Given instruction →
Filter the records below and copy every line containing the word "this".

Items →
───

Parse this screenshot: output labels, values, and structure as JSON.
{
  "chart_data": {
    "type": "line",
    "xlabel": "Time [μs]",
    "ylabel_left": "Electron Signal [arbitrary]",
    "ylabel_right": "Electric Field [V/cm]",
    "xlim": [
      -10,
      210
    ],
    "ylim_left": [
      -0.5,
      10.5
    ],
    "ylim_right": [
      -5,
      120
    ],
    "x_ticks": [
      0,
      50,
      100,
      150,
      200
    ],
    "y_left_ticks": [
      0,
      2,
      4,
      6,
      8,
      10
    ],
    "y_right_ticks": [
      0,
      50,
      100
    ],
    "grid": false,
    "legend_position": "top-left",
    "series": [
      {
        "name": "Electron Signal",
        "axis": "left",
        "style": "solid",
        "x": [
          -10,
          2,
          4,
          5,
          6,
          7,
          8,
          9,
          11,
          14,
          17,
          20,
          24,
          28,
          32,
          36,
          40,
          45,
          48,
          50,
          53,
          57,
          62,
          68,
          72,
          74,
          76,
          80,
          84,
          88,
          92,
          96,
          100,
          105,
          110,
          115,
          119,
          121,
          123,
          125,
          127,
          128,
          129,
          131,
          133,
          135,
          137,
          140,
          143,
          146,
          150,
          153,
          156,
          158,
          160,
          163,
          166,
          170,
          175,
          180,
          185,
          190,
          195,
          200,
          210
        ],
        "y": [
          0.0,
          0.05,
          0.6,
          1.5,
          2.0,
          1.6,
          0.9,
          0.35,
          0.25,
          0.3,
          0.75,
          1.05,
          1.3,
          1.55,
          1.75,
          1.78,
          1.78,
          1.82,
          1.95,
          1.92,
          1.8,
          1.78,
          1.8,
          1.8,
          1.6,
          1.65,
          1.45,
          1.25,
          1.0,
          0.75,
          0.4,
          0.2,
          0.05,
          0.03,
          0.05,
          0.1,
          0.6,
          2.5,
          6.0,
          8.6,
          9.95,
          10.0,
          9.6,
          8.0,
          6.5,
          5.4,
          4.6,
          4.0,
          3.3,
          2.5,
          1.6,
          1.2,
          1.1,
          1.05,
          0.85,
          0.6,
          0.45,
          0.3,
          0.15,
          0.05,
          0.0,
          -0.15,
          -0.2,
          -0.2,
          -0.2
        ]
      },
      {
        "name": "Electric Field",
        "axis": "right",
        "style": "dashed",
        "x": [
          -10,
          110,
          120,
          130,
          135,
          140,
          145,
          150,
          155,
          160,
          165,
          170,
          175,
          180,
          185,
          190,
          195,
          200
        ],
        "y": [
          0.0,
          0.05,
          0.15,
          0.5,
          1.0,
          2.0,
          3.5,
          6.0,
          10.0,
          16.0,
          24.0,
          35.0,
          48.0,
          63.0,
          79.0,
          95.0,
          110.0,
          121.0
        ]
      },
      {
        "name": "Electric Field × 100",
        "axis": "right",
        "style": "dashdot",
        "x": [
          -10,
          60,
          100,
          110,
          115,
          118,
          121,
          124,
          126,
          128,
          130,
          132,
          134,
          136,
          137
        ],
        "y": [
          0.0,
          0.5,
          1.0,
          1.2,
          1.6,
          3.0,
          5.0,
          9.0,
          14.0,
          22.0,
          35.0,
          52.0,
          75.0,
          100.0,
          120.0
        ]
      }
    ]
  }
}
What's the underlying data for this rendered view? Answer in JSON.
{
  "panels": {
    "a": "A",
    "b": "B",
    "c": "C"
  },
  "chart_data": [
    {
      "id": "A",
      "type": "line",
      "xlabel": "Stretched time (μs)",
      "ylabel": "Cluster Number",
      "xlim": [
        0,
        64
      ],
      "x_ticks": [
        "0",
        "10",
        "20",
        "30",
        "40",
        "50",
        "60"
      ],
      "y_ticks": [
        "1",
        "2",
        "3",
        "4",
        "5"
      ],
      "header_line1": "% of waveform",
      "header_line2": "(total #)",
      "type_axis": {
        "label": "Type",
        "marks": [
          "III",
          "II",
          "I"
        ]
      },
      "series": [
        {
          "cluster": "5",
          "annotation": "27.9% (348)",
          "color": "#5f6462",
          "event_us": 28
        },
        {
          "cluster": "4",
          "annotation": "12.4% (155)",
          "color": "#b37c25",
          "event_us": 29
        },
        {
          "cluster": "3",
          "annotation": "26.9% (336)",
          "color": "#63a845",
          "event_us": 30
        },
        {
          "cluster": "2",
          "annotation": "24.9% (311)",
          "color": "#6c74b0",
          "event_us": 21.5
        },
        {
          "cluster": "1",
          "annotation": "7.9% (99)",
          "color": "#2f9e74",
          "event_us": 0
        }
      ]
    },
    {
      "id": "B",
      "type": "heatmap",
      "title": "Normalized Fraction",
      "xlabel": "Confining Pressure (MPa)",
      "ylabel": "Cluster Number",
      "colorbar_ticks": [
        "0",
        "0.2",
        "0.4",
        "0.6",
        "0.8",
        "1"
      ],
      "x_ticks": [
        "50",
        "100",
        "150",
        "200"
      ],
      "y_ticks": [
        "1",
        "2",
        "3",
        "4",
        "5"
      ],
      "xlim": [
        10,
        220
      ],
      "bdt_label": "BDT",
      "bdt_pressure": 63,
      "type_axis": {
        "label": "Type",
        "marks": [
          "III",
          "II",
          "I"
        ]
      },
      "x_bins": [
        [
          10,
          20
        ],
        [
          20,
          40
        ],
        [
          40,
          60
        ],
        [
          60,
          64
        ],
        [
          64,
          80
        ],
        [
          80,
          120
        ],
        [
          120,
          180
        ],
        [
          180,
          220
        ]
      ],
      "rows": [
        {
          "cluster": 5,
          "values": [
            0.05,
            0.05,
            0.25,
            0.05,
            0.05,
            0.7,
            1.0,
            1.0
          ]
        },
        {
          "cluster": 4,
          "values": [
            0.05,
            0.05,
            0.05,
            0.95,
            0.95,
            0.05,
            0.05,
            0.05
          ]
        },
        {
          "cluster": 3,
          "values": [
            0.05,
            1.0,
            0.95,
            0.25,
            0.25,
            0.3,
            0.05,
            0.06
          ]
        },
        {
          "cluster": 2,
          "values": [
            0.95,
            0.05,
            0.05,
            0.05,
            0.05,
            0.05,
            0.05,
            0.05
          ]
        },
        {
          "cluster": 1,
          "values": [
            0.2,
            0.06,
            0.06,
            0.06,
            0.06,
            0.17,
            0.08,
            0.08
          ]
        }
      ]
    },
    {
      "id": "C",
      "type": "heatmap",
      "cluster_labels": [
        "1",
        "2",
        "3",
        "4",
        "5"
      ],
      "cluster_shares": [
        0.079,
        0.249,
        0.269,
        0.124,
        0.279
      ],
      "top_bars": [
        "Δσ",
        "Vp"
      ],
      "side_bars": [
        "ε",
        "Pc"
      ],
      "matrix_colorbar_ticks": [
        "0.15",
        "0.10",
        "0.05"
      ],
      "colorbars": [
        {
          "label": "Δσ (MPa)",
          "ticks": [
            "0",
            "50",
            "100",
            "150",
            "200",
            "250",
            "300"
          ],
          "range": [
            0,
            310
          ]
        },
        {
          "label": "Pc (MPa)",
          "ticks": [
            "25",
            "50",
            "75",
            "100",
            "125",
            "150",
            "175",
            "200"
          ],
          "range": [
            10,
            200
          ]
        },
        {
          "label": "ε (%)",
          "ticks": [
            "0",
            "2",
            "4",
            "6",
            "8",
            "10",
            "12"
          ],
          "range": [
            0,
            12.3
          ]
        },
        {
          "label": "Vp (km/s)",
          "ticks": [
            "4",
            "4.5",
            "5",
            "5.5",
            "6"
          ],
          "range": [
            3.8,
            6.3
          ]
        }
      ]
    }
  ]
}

───

Exercise output →
Parse this screenshot: output labels, values, and structure as JSON.
What's the underlying data for this rendered view? Answer in JSON.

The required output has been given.